(Dataset items)
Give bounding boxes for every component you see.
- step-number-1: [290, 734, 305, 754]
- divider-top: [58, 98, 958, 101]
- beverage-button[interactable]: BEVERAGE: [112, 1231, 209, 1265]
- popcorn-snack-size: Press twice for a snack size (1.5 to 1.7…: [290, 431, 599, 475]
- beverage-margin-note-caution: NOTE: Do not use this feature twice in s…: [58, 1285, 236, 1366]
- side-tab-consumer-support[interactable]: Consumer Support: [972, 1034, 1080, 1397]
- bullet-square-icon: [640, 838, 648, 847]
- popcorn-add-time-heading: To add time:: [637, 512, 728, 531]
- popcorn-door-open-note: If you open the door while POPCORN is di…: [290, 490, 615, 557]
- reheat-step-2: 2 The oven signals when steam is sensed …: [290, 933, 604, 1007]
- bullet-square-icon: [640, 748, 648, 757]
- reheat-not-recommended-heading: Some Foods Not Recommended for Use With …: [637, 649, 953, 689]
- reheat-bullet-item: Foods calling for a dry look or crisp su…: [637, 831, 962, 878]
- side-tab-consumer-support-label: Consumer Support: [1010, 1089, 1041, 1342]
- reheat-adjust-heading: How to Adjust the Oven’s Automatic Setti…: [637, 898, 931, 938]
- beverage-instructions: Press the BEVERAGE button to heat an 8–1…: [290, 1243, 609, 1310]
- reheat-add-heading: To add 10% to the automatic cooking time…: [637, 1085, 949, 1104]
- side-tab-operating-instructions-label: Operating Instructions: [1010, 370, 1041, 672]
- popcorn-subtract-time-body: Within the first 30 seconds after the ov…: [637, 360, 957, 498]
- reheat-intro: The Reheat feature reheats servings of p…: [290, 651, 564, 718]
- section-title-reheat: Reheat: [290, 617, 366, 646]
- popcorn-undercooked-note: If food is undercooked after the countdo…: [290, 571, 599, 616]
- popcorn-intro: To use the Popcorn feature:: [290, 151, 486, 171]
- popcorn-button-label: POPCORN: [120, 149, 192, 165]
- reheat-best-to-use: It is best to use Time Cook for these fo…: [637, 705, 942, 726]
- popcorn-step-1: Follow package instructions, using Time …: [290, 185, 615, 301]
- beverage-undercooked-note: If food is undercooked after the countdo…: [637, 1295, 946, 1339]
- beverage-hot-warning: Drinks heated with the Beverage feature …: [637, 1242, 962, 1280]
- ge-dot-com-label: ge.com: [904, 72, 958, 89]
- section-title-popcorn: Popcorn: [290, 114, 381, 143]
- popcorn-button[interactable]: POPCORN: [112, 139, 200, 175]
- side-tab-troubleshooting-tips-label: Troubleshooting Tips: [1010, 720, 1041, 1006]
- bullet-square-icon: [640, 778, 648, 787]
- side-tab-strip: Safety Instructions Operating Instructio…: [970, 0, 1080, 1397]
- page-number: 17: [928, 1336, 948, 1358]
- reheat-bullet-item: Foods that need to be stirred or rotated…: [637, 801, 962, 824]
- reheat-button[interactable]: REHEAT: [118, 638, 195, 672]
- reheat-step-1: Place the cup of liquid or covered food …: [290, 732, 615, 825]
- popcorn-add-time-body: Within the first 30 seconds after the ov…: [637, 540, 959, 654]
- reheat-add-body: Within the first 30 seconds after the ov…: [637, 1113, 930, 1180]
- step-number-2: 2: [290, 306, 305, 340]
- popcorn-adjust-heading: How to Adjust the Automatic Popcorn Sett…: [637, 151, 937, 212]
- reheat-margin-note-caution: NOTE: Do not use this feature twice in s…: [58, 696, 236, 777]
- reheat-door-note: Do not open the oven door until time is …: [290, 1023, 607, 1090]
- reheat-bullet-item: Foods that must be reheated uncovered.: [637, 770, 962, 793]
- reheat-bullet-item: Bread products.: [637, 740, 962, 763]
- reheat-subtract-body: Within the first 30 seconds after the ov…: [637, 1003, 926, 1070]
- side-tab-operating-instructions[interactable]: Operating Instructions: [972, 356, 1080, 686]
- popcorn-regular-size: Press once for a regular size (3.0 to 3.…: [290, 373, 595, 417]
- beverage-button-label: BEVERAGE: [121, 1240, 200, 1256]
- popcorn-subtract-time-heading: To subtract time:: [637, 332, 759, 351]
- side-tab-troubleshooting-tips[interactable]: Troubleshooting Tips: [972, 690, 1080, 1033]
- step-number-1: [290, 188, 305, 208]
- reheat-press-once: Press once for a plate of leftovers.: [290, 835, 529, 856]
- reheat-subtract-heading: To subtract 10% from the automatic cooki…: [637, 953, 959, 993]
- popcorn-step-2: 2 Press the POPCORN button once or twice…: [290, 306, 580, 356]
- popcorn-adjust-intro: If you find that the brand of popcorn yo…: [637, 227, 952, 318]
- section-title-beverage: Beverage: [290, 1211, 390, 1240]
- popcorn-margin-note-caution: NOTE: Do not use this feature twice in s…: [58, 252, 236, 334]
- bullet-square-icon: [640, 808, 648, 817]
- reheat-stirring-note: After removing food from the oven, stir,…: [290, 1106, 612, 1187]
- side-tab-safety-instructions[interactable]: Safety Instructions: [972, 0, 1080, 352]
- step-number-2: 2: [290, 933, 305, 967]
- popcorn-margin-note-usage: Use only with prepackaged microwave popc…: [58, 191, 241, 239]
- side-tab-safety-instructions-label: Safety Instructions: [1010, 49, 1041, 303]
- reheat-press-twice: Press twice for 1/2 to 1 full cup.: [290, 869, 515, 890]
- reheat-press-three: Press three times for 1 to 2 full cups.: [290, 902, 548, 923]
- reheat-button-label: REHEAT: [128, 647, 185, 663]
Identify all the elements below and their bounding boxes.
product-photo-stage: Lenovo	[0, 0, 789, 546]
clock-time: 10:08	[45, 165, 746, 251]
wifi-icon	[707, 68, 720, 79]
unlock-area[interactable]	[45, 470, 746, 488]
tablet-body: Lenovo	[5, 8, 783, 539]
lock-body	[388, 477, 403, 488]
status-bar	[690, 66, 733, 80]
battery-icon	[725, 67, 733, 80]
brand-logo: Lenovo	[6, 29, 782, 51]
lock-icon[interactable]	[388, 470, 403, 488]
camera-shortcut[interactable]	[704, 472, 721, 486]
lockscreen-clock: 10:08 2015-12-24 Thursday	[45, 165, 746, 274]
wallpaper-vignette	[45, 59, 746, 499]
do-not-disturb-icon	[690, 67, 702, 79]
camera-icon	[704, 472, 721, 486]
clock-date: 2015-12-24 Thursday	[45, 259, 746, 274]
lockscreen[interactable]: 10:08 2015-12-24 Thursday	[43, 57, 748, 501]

- **Required task**:
Turn these entries into a numbered list, leaving out any blank lines.

- **Output for this task**:
1. Give bounding boxes for every component you see.
2. - step-number-1: [290, 734, 305, 754]
3. - divider-top: [58, 98, 958, 101]
4. - beverage-button[interactable]: BEVERAGE: [112, 1231, 209, 1265]
5. - popcorn-snack-size: Press twice for a snack size (1.5 to 1.7…: [290, 431, 599, 475]
6. - beverage-margin-note-caution: NOTE: Do not use this feature twice in s…: [58, 1285, 236, 1366]
7. - side-tab-consumer-support[interactable]: Consumer Support: [972, 1034, 1080, 1397]
8. - bullet-square-icon: [640, 838, 648, 847]
9. - popcorn-add-time-heading: To add time:: [637, 512, 728, 531]
10. - popcorn-door-open-note: If you open the door while POPCORN is di…: [290, 490, 615, 557]
11. - reheat-step-2: 2 The oven signals when steam is sensed …: [290, 933, 604, 1007]
12. - bullet-square-icon: [640, 748, 648, 757]
13. - reheat-not-recommended-heading: Some Foods Not Recommended for Use With …: [637, 649, 953, 689]
14. - reheat-bullet-item: Foods calling for a dry look or crisp su…: [637, 831, 962, 878]
15. - side-tab-consumer-support-label: Consumer Support: [1010, 1089, 1041, 1342]
16. - reheat-adjust-heading: How to Adjust the Oven’s Automatic Setti…: [637, 898, 931, 938]
17. - beverage-instructions: Press the BEVERAGE button to heat an 8–1…: [290, 1243, 609, 1310]
18. - reheat-add-heading: To add 10% to the automatic cooking time…: [637, 1085, 949, 1104]
19. - side-tab-operating-instructions-label: Operating Instructions: [1010, 370, 1041, 672]
20. - popcorn-subtract-time-body: Within the first 30 seconds after the ov…: [637, 360, 957, 498]
21. - reheat-intro: The Reheat feature reheats servings of p…: [290, 651, 564, 718]
22. - section-title-reheat: Reheat: [290, 617, 366, 646]
23. - popcorn-undercooked-note: If food is undercooked after the countdo…: [290, 571, 599, 616]
24. - popcorn-intro: To use the Popcorn feature:: [290, 151, 486, 171]
25. - popcorn-button-label: POPCORN: [120, 149, 192, 165]
26. - reheat-best-to-use: It is best to use Time Cook for these fo…: [637, 705, 942, 726]
27. - popcorn-step-1: Follow package instructions, using Time …: [290, 185, 615, 301]
28. - beverage-undercooked-note: If food is undercooked after the countdo…: [637, 1295, 946, 1339]
29. - beverage-hot-warning: Drinks heated with the Beverage feature …: [637, 1242, 962, 1280]
30. - ge-dot-com-label: ge.com: [904, 72, 958, 89]
31. - section-title-popcorn: Popcorn: [290, 114, 381, 143]
32. - popcorn-button[interactable]: POPCORN: [112, 139, 200, 175]
33. - side-tab-troubleshooting-tips-label: Troubleshooting Tips: [1010, 720, 1041, 1006]
34. - bullet-square-icon: [640, 778, 648, 787]
35. - side-tab-strip: Safety Instructions Operating Instructio…: [970, 0, 1080, 1397]
36. - page-number: 17: [928, 1336, 948, 1358]
37. - reheat-bullet-item: Foods that need to be stirred or rotated…: [637, 801, 962, 824]
38. - reheat-button[interactable]: REHEAT: [118, 638, 195, 672]
39. - reheat-step-1: Place the cup of liquid or covered food …: [290, 732, 615, 825]
40. - popcorn-add-time-body: Within the first 30 seconds after the ov…: [637, 540, 959, 654]
41. - reheat-add-body: Within the first 30 seconds after the ov…: [637, 1113, 930, 1180]
42. - step-number-2: 2: [290, 306, 305, 340]
43. - popcorn-adjust-heading: How to Adjust the Automatic Popcorn Sett…: [637, 151, 937, 212]
44. - reheat-margin-note-caution: NOTE: Do not use this feature twice in s…: [58, 696, 236, 777]
45. - reheat-door-note: Do not open the oven door until time is …: [290, 1023, 607, 1090]
46. - reheat-bullet-item: Foods that must be reheated uncovered.: [637, 770, 962, 793]
47. - reheat-bullet-item: Bread products.: [637, 740, 962, 763]
48. - reheat-subtract-body: Within the first 30 seconds after the ov…: [637, 1003, 926, 1070]
49. - side-tab-operating-instructions[interactable]: Operating Instructions: [972, 356, 1080, 686]
50. - popcorn-regular-size: Press once for a regular size (3.0 to 3.…: [290, 373, 595, 417]
51. - beverage-button-label: BEVERAGE: [121, 1240, 200, 1256]
52. - popcorn-subtract-time-heading: To subtract time:: [637, 332, 759, 351]
53. - side-tab-troubleshooting-tips[interactable]: Troubleshooting Tips: [972, 690, 1080, 1033]
54. - step-number-1: [290, 188, 305, 208]
55. - reheat-press-once: Press once for a plate of leftovers.: [290, 835, 529, 856]
56. - reheat-subtract-heading: To subtract 10% from the automatic cooki…: [637, 953, 959, 993]
57. - popcorn-step-2: 2 Press the POPCORN button once or twice…: [290, 306, 580, 356]
58. - popcorn-adjust-intro: If you find that the brand of popcorn yo…: [637, 227, 952, 318]
59. - section-title-beverage: Beverage: [290, 1211, 390, 1240]
60. - popcorn-margin-note-caution: NOTE: Do not use this feature twice in s…: [58, 252, 236, 334]
61. - bullet-square-icon: [640, 808, 648, 817]
62. - reheat-stirring-note: After removing food from the oven, stir,…: [290, 1106, 612, 1187]
63. - side-tab-safety-instructions[interactable]: Safety Instructions: [972, 0, 1080, 352]
64. - step-number-2: 2: [290, 933, 305, 967]
65. - popcorn-margin-note-usage: Use only with prepackaged microwave popc…: [58, 191, 241, 239]
66. - side-tab-safety-instructions-label: Safety Instructions: [1010, 49, 1041, 303]
67. - reheat-press-twice: Press twice for 1/2 to 1 full cup.: [290, 869, 515, 890]
68. - reheat-press-three: Press three times for 1 to 2 full cups.: [290, 902, 548, 923]
69. - reheat-button-label: REHEAT: [128, 647, 185, 663]
70. Identify all the elements below and their bounding boxes.
71. product-photo-stage: Lenovo	[0, 0, 789, 546]
72. clock-time: 10:08	[45, 165, 746, 251]
73. wifi-icon	[707, 68, 720, 79]
74. unlock-area[interactable]	[45, 470, 746, 488]
75. tablet-body: Lenovo	[5, 8, 783, 539]
76. lock-body	[388, 477, 403, 488]
77. status-bar	[690, 66, 733, 80]
78. battery-icon	[725, 67, 733, 80]
79. brand-logo: Lenovo	[6, 29, 782, 51]
80. lock-icon[interactable]	[388, 470, 403, 488]
81. camera-shortcut[interactable]	[704, 472, 721, 486]
82. lockscreen-clock: 10:08 2015-12-24 Thursday	[45, 165, 746, 274]
83. wallpaper-vignette	[45, 59, 746, 499]
84. do-not-disturb-icon	[690, 67, 702, 79]
85. camera-icon	[704, 472, 721, 486]
86. clock-date: 2015-12-24 Thursday	[45, 259, 746, 274]
87. lockscreen[interactable]: 10:08 2015-12-24 Thursday	[43, 57, 748, 501]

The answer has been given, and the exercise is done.